_REQUEST_
Scan the data beneath this task and copy each line that includes "seeded".

_INFORMATION GIVEN_
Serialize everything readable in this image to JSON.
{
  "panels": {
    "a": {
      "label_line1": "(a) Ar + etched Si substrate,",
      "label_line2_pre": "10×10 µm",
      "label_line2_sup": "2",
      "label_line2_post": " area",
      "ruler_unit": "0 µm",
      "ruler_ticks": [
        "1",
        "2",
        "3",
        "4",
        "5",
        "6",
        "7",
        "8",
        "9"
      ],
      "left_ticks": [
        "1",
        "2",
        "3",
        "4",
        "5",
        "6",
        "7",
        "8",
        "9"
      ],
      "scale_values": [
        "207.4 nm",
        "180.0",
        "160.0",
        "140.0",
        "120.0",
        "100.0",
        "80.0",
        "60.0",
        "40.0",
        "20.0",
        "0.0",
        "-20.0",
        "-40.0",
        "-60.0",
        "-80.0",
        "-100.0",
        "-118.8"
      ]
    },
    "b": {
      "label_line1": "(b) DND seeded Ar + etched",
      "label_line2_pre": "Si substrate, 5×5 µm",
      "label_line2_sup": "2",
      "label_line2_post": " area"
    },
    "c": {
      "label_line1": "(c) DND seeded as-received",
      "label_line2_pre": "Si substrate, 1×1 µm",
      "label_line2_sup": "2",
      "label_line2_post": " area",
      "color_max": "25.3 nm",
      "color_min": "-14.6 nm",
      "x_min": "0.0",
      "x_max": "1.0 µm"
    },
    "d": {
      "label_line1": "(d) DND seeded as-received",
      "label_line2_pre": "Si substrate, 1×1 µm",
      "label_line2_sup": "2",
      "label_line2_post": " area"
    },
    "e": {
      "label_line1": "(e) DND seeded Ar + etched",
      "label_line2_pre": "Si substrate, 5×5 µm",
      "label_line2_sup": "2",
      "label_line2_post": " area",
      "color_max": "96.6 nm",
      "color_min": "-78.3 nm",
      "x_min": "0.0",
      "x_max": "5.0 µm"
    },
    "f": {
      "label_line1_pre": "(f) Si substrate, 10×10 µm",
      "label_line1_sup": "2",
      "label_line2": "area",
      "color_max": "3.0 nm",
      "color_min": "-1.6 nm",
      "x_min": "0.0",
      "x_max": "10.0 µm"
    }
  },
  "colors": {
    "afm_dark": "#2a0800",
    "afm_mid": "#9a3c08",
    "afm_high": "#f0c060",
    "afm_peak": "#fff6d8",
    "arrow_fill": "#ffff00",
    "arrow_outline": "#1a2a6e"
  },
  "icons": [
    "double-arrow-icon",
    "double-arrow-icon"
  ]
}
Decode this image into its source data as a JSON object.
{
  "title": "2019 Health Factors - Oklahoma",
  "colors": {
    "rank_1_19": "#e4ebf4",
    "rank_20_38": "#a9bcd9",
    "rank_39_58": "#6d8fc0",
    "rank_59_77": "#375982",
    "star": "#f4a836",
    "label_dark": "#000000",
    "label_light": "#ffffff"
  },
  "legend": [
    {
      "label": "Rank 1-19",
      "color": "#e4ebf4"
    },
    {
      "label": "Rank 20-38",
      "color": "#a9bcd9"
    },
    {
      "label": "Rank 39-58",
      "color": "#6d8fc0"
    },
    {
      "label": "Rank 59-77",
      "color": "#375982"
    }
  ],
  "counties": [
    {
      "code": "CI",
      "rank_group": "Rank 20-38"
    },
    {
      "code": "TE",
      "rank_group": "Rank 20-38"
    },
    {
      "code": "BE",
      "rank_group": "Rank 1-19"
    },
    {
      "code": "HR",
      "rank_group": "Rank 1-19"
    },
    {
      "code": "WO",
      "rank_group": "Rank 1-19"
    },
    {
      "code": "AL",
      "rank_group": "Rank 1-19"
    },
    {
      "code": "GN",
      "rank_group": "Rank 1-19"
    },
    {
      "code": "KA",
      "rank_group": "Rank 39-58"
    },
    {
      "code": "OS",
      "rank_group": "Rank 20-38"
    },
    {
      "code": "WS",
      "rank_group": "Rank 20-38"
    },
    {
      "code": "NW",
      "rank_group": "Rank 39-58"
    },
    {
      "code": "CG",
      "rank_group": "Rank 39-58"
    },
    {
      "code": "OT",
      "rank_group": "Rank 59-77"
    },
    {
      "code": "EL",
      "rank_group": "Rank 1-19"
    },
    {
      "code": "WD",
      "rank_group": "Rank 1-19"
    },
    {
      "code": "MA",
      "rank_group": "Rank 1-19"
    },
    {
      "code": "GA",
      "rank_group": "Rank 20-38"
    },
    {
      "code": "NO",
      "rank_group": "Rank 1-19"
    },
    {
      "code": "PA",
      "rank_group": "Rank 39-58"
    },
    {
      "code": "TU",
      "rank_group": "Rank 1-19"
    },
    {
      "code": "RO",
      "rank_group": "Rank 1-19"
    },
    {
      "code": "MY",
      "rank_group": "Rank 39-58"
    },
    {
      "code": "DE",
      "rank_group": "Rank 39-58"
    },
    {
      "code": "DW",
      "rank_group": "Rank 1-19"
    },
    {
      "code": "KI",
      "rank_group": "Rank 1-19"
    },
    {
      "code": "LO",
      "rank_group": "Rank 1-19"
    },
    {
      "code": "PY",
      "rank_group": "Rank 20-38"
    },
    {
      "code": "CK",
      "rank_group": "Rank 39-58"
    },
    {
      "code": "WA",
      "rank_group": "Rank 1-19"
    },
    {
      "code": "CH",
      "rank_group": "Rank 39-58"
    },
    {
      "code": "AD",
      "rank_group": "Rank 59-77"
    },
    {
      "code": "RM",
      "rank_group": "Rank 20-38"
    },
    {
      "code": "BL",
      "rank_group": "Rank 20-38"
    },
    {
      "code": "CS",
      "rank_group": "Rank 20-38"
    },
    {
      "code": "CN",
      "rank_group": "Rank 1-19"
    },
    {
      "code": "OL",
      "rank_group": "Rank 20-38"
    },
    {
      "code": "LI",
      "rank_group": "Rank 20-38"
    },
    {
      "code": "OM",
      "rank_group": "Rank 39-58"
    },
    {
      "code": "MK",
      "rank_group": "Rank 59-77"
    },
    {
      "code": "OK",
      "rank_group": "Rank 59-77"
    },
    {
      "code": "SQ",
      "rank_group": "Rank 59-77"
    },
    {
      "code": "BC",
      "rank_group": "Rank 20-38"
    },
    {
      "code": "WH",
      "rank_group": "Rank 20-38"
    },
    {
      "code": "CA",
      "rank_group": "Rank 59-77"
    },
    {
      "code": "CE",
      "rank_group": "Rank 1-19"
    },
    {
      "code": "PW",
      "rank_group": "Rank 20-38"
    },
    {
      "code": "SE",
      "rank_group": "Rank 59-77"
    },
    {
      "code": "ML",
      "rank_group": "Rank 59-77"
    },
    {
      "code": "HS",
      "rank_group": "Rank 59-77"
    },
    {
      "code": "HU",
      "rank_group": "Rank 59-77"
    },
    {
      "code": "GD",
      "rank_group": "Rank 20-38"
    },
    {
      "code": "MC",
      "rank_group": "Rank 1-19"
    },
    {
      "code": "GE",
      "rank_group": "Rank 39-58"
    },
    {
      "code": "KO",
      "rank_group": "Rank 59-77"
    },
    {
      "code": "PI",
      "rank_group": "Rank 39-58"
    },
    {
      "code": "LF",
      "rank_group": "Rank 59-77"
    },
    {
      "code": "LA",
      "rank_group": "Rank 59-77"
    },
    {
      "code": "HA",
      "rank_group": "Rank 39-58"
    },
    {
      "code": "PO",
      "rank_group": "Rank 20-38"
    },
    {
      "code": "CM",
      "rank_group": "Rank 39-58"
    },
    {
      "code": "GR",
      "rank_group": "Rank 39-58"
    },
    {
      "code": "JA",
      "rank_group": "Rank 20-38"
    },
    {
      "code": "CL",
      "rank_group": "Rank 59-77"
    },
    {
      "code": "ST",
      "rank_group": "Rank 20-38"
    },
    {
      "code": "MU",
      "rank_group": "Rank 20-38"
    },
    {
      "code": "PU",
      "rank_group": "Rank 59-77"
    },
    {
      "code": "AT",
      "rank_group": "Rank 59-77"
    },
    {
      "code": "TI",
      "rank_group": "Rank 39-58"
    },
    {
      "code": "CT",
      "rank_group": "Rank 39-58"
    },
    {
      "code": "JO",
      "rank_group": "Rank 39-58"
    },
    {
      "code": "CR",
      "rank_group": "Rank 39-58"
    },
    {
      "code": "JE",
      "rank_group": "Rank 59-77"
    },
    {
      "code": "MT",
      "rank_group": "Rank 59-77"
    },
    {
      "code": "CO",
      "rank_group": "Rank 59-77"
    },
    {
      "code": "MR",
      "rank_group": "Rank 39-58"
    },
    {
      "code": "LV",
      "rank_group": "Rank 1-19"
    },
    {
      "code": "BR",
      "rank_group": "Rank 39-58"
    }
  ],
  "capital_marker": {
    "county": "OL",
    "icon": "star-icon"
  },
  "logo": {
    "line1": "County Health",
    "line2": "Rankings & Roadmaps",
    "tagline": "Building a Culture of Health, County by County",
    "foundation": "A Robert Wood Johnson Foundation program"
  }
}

_RESPONSE_
      "label_line1": "(b) DND seeded Ar + etched",
      "label_line1": "(c) DND seeded as-received",
      "label_line1": "(d) DND seeded as-received",
      "label_line1": "(e) DND seeded Ar + etched",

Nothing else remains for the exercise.